** BEGIN **

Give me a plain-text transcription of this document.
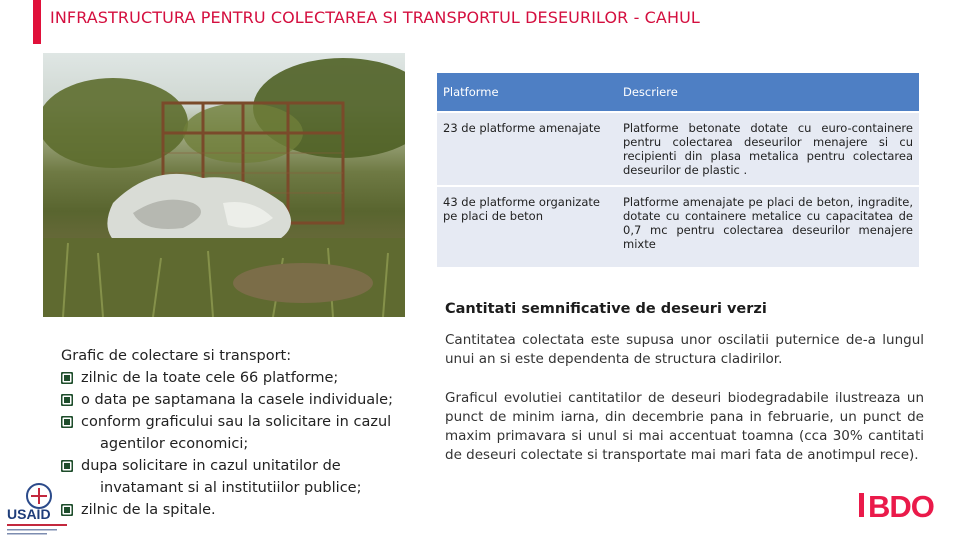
INFRASTRUCTURA PENTRU COLECTAREA SI TRANSPORTUL DESEURILOR - CAHUL
Platforme	Descriere
23 de platforme amenajate	Platforme betonate dotate cu euro-containere pentru colectarea deseurilor menajere si cu recipienti din plasa metalica pentru colectarea deseurilor de plastic .
43 de platforme organizate pe placi de beton	Platforme amenajate pe placi de beton, ingradite, dotate cu containere metalice cu capacitatea de 0,7 mc pentru colectarea deseurilor menajere mixte
Cantitati semnificative de deseuri verzi
Cantitatea colectata este supusa unor oscilatii puternice de-a lungul unui an si este dependenta de structura cladirilor.
Graficul evolutiei cantitatilor de deseuri biodegradabile ilustreaza un punct de minim iarna, din decembrie pana in februarie, un punct de maxim primavara si unul si mai accentuat toamna (cca 30% cantitati de deseuri colectate si transportate mai mari fata de anotimpul rece).
Grafic de colectare si transport:
zilnic de la toate cele 66 platforme;
o data pe saptamana la casele individuale;
conform graficului sau la solicitare in cazul
agentilor economici;
dupa solicitare in cazul unitatilor de
invatamant si al institutiilor publice;
zilnic de la spitale.
USAID	BDO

** END **

» **EXERCISE GOAL**
Drop the images and quote the entries word for word.

» **WRITTEN SOLUTION**
Give me a plain-text transcription of this document.
INFRASTRUCTURA PENTRU COLECTAREA SI TRANSPORTUL DESEURILOR - CAHUL
Platforme	Descriere
23 de platforme amenajate	Platforme betonate dotate cu euro-containere pentru colectarea deseurilor menajere si cu recipienti din plasa metalica pentru colectarea deseurilor de plastic .
43 de platforme organizate pe placi de beton	Platforme amenajate pe placi de beton, ingradite, dotate cu containere metalice cu capacitatea de 0,7 mc pentru colectarea deseurilor menajere mixte
Cantitati semnificative de deseuri verzi
Cantitatea colectata este supusa unor oscilatii puternice de-a lungul unui an si este dependenta de structura cladirilor.
Graficul evolutiei cantitatilor de deseuri biodegradabile ilustreaza un punct de minim iarna, din decembrie pana in februarie, un punct de maxim primavara si unul si mai accentuat toamna (cca 30% cantitati de deseuri colectate si transportate mai mari fata de anotimpul rece).
Grafic de colectare si transport:
zilnic de la toate cele 66 platforme;
o data pe saptamana la casele individuale;
conform graficului sau la solicitare in cazul
agentilor economici;
dupa solicitare in cazul unitatilor de
invatamant si al institutiilor publice;
zilnic de la spitale.
USAID	BDO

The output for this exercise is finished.